TO BE DONE
Copy out everything from the start of the records down through the line containing "64, 692, 150]", keeping each line unchanged.

STORED ROWS
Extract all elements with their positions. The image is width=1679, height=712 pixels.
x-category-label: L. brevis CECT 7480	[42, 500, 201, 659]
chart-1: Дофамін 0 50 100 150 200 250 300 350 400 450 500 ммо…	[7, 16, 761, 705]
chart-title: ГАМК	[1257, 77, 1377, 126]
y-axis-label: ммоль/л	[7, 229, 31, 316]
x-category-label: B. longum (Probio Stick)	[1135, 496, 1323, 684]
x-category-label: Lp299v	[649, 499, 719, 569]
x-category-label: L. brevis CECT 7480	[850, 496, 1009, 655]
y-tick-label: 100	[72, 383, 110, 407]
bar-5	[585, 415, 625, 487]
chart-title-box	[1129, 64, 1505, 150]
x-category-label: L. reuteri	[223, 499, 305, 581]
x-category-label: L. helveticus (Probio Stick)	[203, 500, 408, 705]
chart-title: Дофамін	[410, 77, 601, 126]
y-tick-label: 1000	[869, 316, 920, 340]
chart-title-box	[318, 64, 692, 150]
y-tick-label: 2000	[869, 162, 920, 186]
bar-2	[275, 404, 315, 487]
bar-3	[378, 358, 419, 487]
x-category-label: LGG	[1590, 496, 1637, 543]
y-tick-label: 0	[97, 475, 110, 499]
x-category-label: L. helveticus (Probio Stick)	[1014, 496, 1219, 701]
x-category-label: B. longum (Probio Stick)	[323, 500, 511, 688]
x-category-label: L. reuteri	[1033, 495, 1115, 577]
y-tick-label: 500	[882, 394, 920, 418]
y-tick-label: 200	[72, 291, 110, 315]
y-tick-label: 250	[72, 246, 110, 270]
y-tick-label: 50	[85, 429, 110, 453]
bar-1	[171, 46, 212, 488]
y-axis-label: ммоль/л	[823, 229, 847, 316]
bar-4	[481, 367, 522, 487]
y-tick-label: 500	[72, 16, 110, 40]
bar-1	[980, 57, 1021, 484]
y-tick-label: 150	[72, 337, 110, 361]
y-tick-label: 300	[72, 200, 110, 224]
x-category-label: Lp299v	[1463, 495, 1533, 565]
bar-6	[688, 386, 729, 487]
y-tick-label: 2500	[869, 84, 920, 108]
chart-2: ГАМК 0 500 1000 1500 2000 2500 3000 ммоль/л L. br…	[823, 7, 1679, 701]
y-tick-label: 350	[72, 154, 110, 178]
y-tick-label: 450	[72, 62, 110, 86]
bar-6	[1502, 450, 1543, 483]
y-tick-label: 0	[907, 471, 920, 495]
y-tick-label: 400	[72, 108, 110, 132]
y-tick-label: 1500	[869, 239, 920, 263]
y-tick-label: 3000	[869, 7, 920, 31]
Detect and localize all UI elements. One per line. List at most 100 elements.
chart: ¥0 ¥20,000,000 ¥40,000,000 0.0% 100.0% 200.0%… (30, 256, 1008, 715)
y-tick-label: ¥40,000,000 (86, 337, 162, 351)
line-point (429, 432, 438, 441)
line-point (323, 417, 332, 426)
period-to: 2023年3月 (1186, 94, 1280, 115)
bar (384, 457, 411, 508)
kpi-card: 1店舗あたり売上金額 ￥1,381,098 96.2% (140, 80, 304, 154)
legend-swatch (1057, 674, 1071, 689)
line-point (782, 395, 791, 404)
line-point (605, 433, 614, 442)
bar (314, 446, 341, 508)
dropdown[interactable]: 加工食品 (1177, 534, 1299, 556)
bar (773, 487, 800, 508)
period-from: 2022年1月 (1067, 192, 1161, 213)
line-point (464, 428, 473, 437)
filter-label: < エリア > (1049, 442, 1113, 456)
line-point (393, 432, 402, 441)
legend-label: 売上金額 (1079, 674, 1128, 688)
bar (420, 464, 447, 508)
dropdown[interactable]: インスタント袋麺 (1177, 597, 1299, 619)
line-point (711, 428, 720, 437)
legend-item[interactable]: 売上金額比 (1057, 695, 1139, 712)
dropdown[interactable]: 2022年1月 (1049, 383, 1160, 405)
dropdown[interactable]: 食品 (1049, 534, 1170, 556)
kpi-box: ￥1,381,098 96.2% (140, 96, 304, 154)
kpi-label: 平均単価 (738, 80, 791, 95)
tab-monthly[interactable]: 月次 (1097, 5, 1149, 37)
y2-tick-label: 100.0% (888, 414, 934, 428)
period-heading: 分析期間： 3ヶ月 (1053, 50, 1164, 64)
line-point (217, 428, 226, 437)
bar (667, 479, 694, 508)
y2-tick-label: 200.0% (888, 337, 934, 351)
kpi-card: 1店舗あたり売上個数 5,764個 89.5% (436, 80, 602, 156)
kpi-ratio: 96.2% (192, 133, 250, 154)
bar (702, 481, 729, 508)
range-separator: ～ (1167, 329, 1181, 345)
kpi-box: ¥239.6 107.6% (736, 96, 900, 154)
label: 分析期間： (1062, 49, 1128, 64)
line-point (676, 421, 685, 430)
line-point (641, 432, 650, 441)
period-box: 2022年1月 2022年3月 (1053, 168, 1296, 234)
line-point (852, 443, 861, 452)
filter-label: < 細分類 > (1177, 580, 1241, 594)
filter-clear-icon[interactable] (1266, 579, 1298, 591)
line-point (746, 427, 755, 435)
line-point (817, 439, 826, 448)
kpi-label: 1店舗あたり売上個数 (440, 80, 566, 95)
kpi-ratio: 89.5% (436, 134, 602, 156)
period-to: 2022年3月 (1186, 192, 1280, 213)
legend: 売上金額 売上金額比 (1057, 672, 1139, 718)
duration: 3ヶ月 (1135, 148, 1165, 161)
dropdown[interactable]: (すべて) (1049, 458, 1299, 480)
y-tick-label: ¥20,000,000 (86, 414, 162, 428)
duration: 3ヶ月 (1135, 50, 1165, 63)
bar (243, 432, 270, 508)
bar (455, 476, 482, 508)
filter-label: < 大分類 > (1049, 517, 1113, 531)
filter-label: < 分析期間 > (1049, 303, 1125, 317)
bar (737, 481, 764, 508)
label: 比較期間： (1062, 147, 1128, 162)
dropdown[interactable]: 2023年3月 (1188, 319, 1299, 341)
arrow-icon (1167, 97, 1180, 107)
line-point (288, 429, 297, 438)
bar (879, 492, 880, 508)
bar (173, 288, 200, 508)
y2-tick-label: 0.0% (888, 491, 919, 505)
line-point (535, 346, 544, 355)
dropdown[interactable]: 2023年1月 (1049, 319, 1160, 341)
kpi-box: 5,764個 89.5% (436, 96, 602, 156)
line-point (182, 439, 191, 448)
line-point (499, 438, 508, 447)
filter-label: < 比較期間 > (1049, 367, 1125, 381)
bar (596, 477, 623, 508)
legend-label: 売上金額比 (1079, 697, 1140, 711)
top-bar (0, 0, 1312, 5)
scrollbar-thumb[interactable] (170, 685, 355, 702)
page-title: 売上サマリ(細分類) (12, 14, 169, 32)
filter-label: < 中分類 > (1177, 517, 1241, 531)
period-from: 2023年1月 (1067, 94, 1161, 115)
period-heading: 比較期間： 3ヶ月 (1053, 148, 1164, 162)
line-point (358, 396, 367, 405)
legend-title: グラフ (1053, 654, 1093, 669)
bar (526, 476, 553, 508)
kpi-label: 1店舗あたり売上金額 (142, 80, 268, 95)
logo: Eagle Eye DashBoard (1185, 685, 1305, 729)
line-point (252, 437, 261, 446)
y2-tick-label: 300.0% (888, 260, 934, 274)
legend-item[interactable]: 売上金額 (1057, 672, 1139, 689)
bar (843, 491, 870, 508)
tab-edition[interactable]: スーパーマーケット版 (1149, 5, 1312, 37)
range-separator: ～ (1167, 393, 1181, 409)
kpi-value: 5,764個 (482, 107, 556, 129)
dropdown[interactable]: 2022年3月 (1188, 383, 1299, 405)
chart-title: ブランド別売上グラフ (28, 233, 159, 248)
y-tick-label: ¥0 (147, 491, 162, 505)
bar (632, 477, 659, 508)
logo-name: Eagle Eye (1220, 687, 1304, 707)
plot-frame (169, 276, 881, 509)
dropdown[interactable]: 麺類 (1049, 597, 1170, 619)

ANSWER TO THIS PROBLEM
Extract all elements with their positions. The image is width=1679, height=712 pixels.
x-category-label: L. brevis CECT 7480	[42, 500, 201, 659]
chart-1: Дофамін 0 50 100 150 200 250 300 350 400 450 500 ммо…	[7, 16, 761, 705]
chart-title: ГАМК	[1257, 77, 1377, 126]
y-axis-label: ммоль/л	[7, 229, 31, 316]
x-category-label: B. longum (Probio Stick)	[1135, 496, 1323, 684]
x-category-label: Lp299v	[649, 499, 719, 569]
x-category-label: L. brevis CECT 7480	[850, 496, 1009, 655]
y-tick-label: 100	[72, 383, 110, 407]
bar-5	[585, 415, 625, 487]
chart-title-box	[1129, 64, 1505, 150]
x-category-label: L. reuteri	[223, 499, 305, 581]
x-category-label: L. helveticus (Probio Stick)	[203, 500, 408, 705]
chart-title: Дофамін	[410, 77, 601, 126]
y-tick-label: 1000	[869, 316, 920, 340]
chart-title-box	[318, 64, 692, 150]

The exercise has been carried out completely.